[start of DATA SUPPLIED]
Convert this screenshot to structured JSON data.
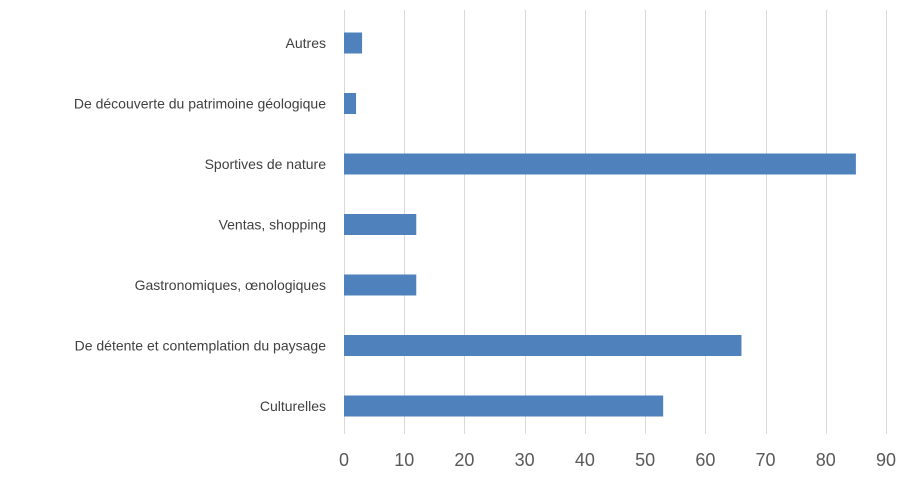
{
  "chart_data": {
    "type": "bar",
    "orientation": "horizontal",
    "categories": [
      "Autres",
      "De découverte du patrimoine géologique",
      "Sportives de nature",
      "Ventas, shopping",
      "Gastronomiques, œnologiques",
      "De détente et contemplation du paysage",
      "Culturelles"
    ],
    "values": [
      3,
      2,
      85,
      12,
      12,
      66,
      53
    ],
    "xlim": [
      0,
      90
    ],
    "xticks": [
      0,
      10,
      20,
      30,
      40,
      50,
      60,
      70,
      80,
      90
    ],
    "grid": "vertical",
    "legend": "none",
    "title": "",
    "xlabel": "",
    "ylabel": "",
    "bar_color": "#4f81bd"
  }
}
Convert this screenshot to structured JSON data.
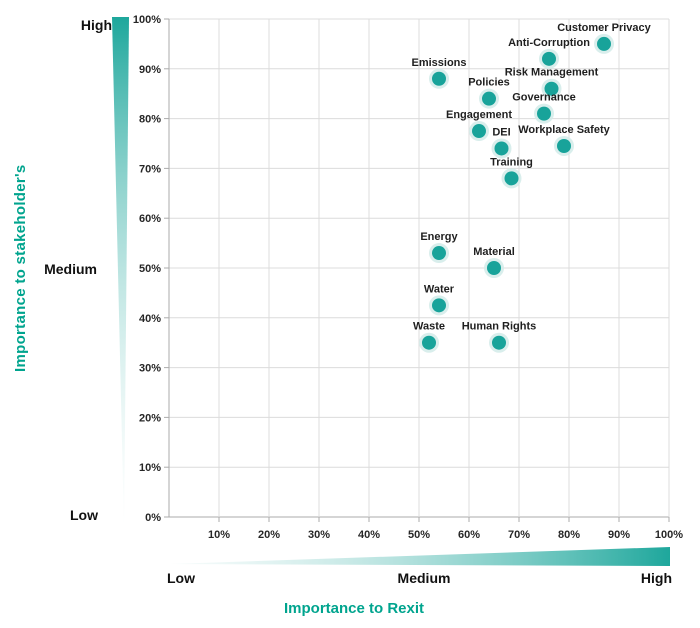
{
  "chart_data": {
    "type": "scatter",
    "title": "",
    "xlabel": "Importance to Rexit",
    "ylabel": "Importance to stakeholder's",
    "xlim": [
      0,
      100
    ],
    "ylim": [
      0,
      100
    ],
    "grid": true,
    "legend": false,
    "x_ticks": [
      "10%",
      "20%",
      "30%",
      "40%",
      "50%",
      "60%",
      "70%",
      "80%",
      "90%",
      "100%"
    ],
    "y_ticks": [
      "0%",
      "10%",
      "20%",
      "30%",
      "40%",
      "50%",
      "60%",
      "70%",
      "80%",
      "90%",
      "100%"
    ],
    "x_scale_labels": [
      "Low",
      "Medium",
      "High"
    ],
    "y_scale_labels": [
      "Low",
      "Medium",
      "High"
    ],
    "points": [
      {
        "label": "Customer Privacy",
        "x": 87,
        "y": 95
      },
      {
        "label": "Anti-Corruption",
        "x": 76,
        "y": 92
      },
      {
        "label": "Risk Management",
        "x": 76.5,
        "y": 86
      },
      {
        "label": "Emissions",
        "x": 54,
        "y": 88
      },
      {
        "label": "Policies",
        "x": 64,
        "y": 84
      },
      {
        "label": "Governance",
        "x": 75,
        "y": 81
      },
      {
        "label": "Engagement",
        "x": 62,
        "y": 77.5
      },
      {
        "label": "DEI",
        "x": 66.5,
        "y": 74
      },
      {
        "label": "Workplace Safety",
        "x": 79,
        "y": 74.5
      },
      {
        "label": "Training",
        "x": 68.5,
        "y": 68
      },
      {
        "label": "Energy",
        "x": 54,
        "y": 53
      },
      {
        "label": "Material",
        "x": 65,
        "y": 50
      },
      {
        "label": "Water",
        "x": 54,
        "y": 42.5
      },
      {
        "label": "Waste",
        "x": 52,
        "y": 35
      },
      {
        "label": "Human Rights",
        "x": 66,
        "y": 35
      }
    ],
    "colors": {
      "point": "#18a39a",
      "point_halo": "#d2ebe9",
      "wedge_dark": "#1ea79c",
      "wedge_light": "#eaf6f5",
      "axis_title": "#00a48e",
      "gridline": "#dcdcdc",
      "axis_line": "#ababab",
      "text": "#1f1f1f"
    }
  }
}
[end of DATA SUPPLIED]
→ WHAT NEEDS TO BE DONE
Repeat the data exactly, without the pictures.

→ OUTPUT FOR THIS TASK
Convert this screenshot to structured JSON data.
{
  "chart_data": {
    "type": "bar",
    "orientation": "horizontal",
    "categories": [
      "Autres",
      "De découverte du patrimoine géologique",
      "Sportives de nature",
      "Ventas, shopping",
      "Gastronomiques, œnologiques",
      "De détente et contemplation du paysage",
      "Culturelles"
    ],
    "values": [
      3,
      2,
      85,
      12,
      12,
      66,
      53
    ],
    "xlim": [
      0,
      90
    ],
    "xticks": [
      0,
      10,
      20,
      30,
      40,
      50,
      60,
      70,
      80,
      90
    ],
    "grid": "vertical",
    "legend": "none",
    "title": "",
    "xlabel": "",
    "ylabel": "",
    "bar_color": "#4f81bd"
  }
}
Convert this screenshot to structured JSON data.
{
  "chart_data": {
    "type": "scatter",
    "title": "",
    "xlabel": "Importance to Rexit",
    "ylabel": "Importance to stakeholder's",
    "xlim": [
      0,
      100
    ],
    "ylim": [
      0,
      100
    ],
    "grid": true,
    "legend": false,
    "x_ticks": [
      "10%",
      "20%",
      "30%",
      "40%",
      "50%",
      "60%",
      "70%",
      "80%",
      "90%",
      "100%"
    ],
    "y_ticks": [
      "0%",
      "10%",
      "20%",
      "30%",
      "40%",
      "50%",
      "60%",
      "70%",
      "80%",
      "90%",
      "100%"
    ],
    "x_scale_labels": [
      "Low",
      "Medium",
      "High"
    ],
    "y_scale_labels": [
      "Low",
      "Medium",
      "High"
    ],
    "points": [
      {
        "label": "Customer Privacy",
        "x": 87,
        "y": 95
      },
      {
        "label": "Anti-Corruption",
        "x": 76,
        "y": 92
      },
      {
        "label": "Risk Management",
        "x": 76.5,
        "y": 86
      },
      {
        "label": "Emissions",
        "x": 54,
        "y": 88
      },
      {
        "label": "Policies",
        "x": 64,
        "y": 84
      },
      {
        "label": "Governance",
        "x": 75,
        "y": 81
      },
      {
        "label": "Engagement",
        "x": 62,
        "y": 77.5
      },
      {
        "label": "DEI",
        "x": 66.5,
        "y": 74
      },
      {
        "label": "Workplace Safety",
        "x": 79,
        "y": 74.5
      },
      {
        "label": "Training",
        "x": 68.5,
        "y": 68
      },
      {
        "label": "Energy",
        "x": 54,
        "y": 53
      },
      {
        "label": "Material",
        "x": 65,
        "y": 50
      },
      {
        "label": "Water",
        "x": 54,
        "y": 42.5
      },
      {
        "label": "Waste",
        "x": 52,
        "y": 35
      },
      {
        "label": "Human Rights",
        "x": 66,
        "y": 35
      }
    ],
    "colors": {
      "point": "#18a39a",
      "point_halo": "#d2ebe9",
      "wedge_dark": "#1ea79c",
      "wedge_light": "#eaf6f5",
      "axis_title": "#00a48e",
      "gridline": "#dcdcdc",
      "axis_line": "#ababab",
      "text": "#1f1f1f"
    }
  }
}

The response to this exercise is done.